Show, in full, each line of the data that contains "this".

[Stored dataset items]
>>>

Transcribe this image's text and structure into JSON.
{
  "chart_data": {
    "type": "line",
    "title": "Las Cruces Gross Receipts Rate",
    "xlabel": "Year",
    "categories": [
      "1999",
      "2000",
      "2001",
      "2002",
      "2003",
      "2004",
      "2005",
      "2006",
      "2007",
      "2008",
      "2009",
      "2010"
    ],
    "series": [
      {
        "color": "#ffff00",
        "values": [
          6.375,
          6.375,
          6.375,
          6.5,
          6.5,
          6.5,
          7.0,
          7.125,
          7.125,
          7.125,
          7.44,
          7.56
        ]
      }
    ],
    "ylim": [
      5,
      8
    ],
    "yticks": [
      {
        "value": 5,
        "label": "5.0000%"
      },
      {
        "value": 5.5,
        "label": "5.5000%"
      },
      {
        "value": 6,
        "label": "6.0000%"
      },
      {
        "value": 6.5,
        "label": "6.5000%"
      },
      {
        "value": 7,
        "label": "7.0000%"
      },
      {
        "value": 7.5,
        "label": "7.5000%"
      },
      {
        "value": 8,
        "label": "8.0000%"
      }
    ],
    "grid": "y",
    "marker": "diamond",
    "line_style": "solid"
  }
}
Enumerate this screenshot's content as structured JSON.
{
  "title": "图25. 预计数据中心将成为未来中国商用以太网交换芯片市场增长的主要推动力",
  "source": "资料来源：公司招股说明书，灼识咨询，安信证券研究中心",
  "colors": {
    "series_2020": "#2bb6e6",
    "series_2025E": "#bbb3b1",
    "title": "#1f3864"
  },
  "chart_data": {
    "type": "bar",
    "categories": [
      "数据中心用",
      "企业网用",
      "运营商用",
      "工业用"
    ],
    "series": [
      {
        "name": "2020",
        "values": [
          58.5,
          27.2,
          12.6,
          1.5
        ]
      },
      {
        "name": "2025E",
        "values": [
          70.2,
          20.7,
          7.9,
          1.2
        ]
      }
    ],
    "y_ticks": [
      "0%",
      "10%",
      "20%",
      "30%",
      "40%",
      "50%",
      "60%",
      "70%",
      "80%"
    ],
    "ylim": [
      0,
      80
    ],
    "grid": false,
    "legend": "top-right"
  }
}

<<<

| Reply |
Transcribe this image's text and structure into JSON.
Enumerate this screenshot's content as structured JSON.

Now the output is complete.